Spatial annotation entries

----

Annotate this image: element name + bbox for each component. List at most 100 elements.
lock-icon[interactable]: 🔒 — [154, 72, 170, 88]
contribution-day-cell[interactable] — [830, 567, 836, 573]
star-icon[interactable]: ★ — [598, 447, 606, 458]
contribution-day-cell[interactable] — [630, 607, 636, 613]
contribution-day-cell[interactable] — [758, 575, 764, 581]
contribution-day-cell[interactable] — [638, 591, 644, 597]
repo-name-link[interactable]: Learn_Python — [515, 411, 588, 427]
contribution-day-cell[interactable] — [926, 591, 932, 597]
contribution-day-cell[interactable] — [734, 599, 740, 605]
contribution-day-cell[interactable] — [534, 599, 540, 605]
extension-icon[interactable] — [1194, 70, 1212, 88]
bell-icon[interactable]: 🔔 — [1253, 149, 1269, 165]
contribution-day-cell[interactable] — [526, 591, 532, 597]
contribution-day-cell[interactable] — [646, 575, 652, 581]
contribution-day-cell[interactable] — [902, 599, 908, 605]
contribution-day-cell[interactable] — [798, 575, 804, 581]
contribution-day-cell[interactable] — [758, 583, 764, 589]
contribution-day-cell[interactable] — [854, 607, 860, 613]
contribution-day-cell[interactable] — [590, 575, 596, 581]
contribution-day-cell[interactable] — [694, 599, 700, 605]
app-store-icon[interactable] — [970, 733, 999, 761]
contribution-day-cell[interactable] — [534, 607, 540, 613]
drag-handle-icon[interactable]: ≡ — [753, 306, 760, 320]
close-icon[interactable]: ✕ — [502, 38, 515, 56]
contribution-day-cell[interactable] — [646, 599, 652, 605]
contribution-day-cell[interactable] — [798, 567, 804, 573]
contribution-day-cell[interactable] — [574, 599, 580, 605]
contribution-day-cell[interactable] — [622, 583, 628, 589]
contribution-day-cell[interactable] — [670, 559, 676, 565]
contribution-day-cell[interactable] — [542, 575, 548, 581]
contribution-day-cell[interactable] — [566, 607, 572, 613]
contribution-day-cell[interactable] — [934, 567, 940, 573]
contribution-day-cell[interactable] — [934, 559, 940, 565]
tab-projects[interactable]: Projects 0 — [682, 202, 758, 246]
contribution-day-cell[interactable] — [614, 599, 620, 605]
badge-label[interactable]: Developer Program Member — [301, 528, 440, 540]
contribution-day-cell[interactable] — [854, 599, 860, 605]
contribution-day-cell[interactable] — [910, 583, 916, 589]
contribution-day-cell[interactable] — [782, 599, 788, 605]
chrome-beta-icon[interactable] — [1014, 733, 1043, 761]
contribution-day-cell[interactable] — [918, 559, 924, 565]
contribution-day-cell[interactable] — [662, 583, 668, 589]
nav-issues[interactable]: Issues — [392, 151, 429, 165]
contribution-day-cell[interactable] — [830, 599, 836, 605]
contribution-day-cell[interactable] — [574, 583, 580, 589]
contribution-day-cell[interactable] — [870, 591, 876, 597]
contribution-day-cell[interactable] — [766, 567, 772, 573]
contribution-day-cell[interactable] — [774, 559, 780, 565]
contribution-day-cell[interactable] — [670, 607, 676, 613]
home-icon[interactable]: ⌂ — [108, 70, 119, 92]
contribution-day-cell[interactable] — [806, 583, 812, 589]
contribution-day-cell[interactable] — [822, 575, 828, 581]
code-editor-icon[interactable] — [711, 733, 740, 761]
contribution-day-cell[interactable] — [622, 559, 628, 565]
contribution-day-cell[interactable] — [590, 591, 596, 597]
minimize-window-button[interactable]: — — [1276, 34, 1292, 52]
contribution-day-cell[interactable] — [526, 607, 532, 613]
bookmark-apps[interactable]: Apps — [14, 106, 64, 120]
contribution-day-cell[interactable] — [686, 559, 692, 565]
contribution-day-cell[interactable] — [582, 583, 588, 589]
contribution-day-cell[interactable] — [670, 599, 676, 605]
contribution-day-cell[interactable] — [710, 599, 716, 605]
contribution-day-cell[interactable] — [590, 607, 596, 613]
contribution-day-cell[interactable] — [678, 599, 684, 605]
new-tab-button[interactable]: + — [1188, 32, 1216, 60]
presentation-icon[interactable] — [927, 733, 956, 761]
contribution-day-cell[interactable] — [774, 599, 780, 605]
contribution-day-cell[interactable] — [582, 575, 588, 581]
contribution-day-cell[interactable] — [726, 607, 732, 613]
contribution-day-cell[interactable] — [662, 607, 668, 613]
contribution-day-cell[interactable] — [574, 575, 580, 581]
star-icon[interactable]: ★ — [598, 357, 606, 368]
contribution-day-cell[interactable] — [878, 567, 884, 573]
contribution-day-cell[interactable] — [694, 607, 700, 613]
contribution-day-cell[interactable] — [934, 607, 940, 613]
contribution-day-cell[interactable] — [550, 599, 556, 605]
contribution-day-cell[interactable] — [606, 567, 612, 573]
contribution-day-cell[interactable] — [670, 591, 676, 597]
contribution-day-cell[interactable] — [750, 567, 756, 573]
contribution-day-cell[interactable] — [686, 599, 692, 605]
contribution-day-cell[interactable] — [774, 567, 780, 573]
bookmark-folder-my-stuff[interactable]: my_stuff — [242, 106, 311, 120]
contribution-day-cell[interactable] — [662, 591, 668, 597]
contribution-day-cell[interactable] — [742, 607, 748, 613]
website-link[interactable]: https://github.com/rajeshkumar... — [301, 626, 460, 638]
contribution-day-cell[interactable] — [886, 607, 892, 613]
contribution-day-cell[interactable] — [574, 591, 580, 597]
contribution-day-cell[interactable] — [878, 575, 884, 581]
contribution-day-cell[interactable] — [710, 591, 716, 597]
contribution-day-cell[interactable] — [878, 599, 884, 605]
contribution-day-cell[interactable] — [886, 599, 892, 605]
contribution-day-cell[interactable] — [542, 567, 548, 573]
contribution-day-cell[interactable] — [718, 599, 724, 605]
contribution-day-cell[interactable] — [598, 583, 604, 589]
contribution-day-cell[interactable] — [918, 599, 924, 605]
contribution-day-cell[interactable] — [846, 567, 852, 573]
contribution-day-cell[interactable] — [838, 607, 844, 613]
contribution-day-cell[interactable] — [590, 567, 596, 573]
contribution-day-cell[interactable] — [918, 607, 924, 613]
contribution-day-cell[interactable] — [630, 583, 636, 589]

----

▶ [SHORT PROBLEM] Recast every line of the listing above as a JSON array of strings, one string per line, leaving out blank lines.

▶ [REPLY]
[
  "Annotate this image: element name + bbox for each component. List at most 100 elements.",
  "lock-icon[interactable]: 🔒 — [154, 72, 170, 88]",
  "contribution-day-cell[interactable] — [830, 567, 836, 573]",
  "star-icon[interactable]: ★ — [598, 447, 606, 458]",
  "contribution-day-cell[interactable] — [630, 607, 636, 613]",
  "contribution-day-cell[interactable] — [758, 575, 764, 581]",
  "contribution-day-cell[interactable] — [638, 591, 644, 597]",
  "repo-name-link[interactable]: Learn_Python — [515, 411, 588, 427]",
  "contribution-day-cell[interactable] — [926, 591, 932, 597]",
  "contribution-day-cell[interactable] — [734, 599, 740, 605]",
  "contribution-day-cell[interactable] — [534, 599, 540, 605]",
  "extension-icon[interactable] — [1194, 70, 1212, 88]",
  "bell-icon[interactable]: 🔔 — [1253, 149, 1269, 165]",
  "contribution-day-cell[interactable] — [526, 591, 532, 597]",
  "contribution-day-cell[interactable] — [646, 575, 652, 581]",
  "contribution-day-cell[interactable] — [902, 599, 908, 605]",
  "contribution-day-cell[interactable] — [798, 575, 804, 581]",
  "contribution-day-cell[interactable] — [758, 583, 764, 589]",
  "contribution-day-cell[interactable] — [854, 607, 860, 613]",
  "contribution-day-cell[interactable] — [590, 575, 596, 581]",
  "contribution-day-cell[interactable] — [694, 599, 700, 605]",
  "app-store-icon[interactable] — [970, 733, 999, 761]",
  "contribution-day-cell[interactable] — [534, 607, 540, 613]",
  "drag-handle-icon[interactable]: ≡ — [753, 306, 760, 320]",
  "close-icon[interactable]: ✕ — [502, 38, 515, 56]",
  "contribution-day-cell[interactable] — [646, 599, 652, 605]",
  "contribution-day-cell[interactable] — [798, 567, 804, 573]",
  "contribution-day-cell[interactable] — [574, 599, 580, 605]",
  "contribution-day-cell[interactable] — [622, 583, 628, 589]",
  "contribution-day-cell[interactable] — [670, 559, 676, 565]",
  "contribution-day-cell[interactable] — [542, 575, 548, 581]",
  "contribution-day-cell[interactable] — [566, 607, 572, 613]",
  "contribution-day-cell[interactable] — [934, 567, 940, 573]",
  "contribution-day-cell[interactable] — [934, 559, 940, 565]",
  "tab-projects[interactable]: Projects 0 — [682, 202, 758, 246]",
  "contribution-day-cell[interactable] — [614, 599, 620, 605]",
  "badge-label[interactable]: Developer Program Member — [301, 528, 440, 540]",
  "contribution-day-cell[interactable] — [854, 599, 860, 605]",
  "contribution-day-cell[interactable] — [910, 583, 916, 589]",
  "contribution-day-cell[interactable] — [782, 599, 788, 605]",
  "chrome-beta-icon[interactable] — [1014, 733, 1043, 761]",
  "contribution-day-cell[interactable] — [918, 559, 924, 565]",
  "contribution-day-cell[interactable] — [662, 583, 668, 589]",
  "nav-issues[interactable]: Issues — [392, 151, 429, 165]",
  "contribution-day-cell[interactable] — [830, 599, 836, 605]",
  "contribution-day-cell[interactable] — [574, 583, 580, 589]",
  "contribution-day-cell[interactable] — [870, 591, 876, 597]",
  "contribution-day-cell[interactable] — [766, 567, 772, 573]",
  "contribution-day-cell[interactable] — [774, 559, 780, 565]",
  "contribution-day-cell[interactable] — [670, 607, 676, 613]",
  "home-icon[interactable]: ⌂ — [108, 70, 119, 92]",
  "contribution-day-cell[interactable] — [806, 583, 812, 589]",
  "contribution-day-cell[interactable] — [822, 575, 828, 581]",
  "code-editor-icon[interactable] — [711, 733, 740, 761]",
  "contribution-day-cell[interactable] — [622, 559, 628, 565]",
  "contribution-day-cell[interactable] — [590, 591, 596, 597]",
  "minimize-window-button[interactable]: — — [1276, 34, 1292, 52]",
  "contribution-day-cell[interactable] — [526, 607, 532, 613]",
  "bookmark-apps[interactable]: Apps — [14, 106, 64, 120]",
  "contribution-day-cell[interactable] — [686, 559, 692, 565]",
  "contribution-day-cell[interactable] — [582, 583, 588, 589]",
  "contribution-day-cell[interactable] — [670, 599, 676, 605]",
  "contribution-day-cell[interactable] — [710, 599, 716, 605]",
  "contribution-day-cell[interactable] — [590, 607, 596, 613]",
  "contribution-day-cell[interactable] — [678, 599, 684, 605]",
  "new-tab-button[interactable]: + — [1188, 32, 1216, 60]",
  "presentation-icon[interactable] — [927, 733, 956, 761]",
  "contribution-day-cell[interactable] — [774, 599, 780, 605]",
  "contribution-day-cell[interactable] — [582, 575, 588, 581]",
  "contribution-day-cell[interactable] — [726, 607, 732, 613]",
  "contribution-day-cell[interactable] — [662, 607, 668, 613]",
  "contribution-day-cell[interactable] — [574, 575, 580, 581]",
  "star-icon[interactable]: ★ — [598, 357, 606, 368]",
  "contribution-day-cell[interactable] — [878, 567, 884, 573]",
  "contribution-day-cell[interactable] — [694, 607, 700, 613]",
  "contribution-day-cell[interactable] — [934, 607, 940, 613]",
  "contribution-day-cell[interactable] — [550, 599, 556, 605]",
  "contribution-day-cell[interactable] — [606, 567, 612, 573]",
  "contribution-day-cell[interactable] — [670, 591, 676, 597]",
  "contribution-day-cell[interactable] — [750, 567, 756, 573]",
  "contribution-day-cell[interactable] — [686, 599, 692, 605]",
  "contribution-day-cell[interactable] — [774, 567, 780, 573]",
  "bookmark-folder-my-stuff[interactable]: my_stuff — [242, 106, 311, 120]",
  "contribution-day-cell[interactable] — [662, 591, 668, 597]",
  "contribution-day-cell[interactable] — [742, 607, 748, 613]",
  "website-link[interactable]: https://github.com/rajeshkumar... — [301, 626, 460, 638]",
  "contribution-day-cell[interactable] — [886, 607, 892, 613]",
  "contribution-day-cell[interactable] — [574, 591, 580, 597]",
  "contribution-day-cell[interactable] — [878, 575, 884, 581]",
  "contribution-day-cell[interactable] — [710, 591, 716, 597]",
  "contribution-day-cell[interactable] — [878, 599, 884, 605]",
  "contribution-day-cell[interactable] — [886, 599, 892, 605]",
  "contribution-day-cell[interactable] — [542, 567, 548, 573]",
  "contribution-day-cell[interactable] — [718, 599, 724, 605]",
  "contribution-day-cell[interactable] — [598, 583, 604, 589]",
  "contribution-day-cell[interactable] — [918, 599, 924, 605]",
  "contribution-day-cell[interactable] — [846, 567, 852, 573]",
  "contribution-day-cell[interactable] — [838, 607, 844, 613]",
  "contribution-day-cell[interactable] — [590, 567, 596, 573]",
  "contribution-day-cell[interactable] — [918, 607, 924, 613]",
  "contribution-day-cell[interactable] — [630, 583, 636, 589]"
]